(begin)

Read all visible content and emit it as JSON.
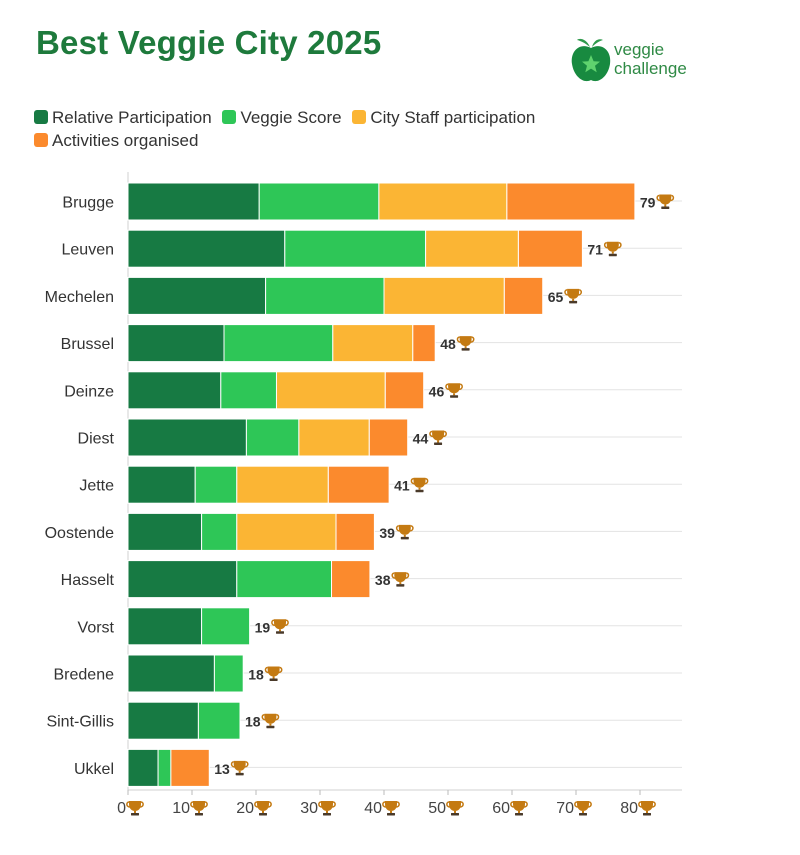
{
  "header": {
    "title": "Best Veggie City 2025"
  },
  "logo": {
    "line1": "veggie",
    "line2": "challenge"
  },
  "colors": {
    "relative_participation": "#177a43",
    "veggie_score": "#2ec657",
    "city_staff": "#fbb534",
    "activities": "#fb8a2d",
    "gridline": "#e3e3e3",
    "trophy": "#c47a12"
  },
  "chart_data": {
    "type": "bar",
    "orientation": "horizontal",
    "stacked": true,
    "title": "Best Veggie City 2025",
    "categories": [
      "Brugge",
      "Leuven",
      "Mechelen",
      "Brussel",
      "Deinze",
      "Diest",
      "Jette",
      "Oostende",
      "Hasselt",
      "Vorst",
      "Bredene",
      "Sint-Gillis",
      "Ukkel"
    ],
    "series": [
      {
        "name": "Relative Participation",
        "color": "#177a43",
        "values": [
          20.5,
          24.5,
          21.5,
          15.0,
          14.5,
          18.5,
          10.5,
          11.5,
          17.0,
          11.5,
          13.5,
          11.0,
          4.7
        ]
      },
      {
        "name": "Veggie Score",
        "color": "#2ec657",
        "values": [
          18.7,
          22.0,
          18.5,
          17.0,
          8.7,
          8.2,
          6.5,
          5.5,
          14.8,
          7.5,
          4.5,
          6.5,
          2.0
        ]
      },
      {
        "name": "City Staff participation",
        "color": "#fbb534",
        "values": [
          20.0,
          14.5,
          18.8,
          12.5,
          17.0,
          11.0,
          14.3,
          15.5,
          0,
          0,
          0,
          0,
          0
        ]
      },
      {
        "name": "Activities organised",
        "color": "#fb8a2d",
        "values": [
          20.0,
          10.0,
          6.0,
          3.5,
          6.0,
          6.0,
          9.5,
          6.0,
          6.0,
          0,
          0,
          0,
          6.0
        ]
      }
    ],
    "totals": [
      "79",
      "71",
      "65",
      "48",
      "46",
      "44",
      "41",
      "39",
      "38",
      "19",
      "18",
      "18",
      "13"
    ],
    "xlim": [
      0,
      85
    ],
    "xticks": [
      "0",
      "10",
      "20",
      "30",
      "40",
      "50",
      "60",
      "70",
      "80"
    ],
    "grid": true,
    "legend_position": "top"
  }
}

(end)

Stated exercise.
Identify the lines above that contain the word "Best", then copy them.

Response.
    "title": "Best Veggie City 2025"
    "title": "Best Veggie City 2025",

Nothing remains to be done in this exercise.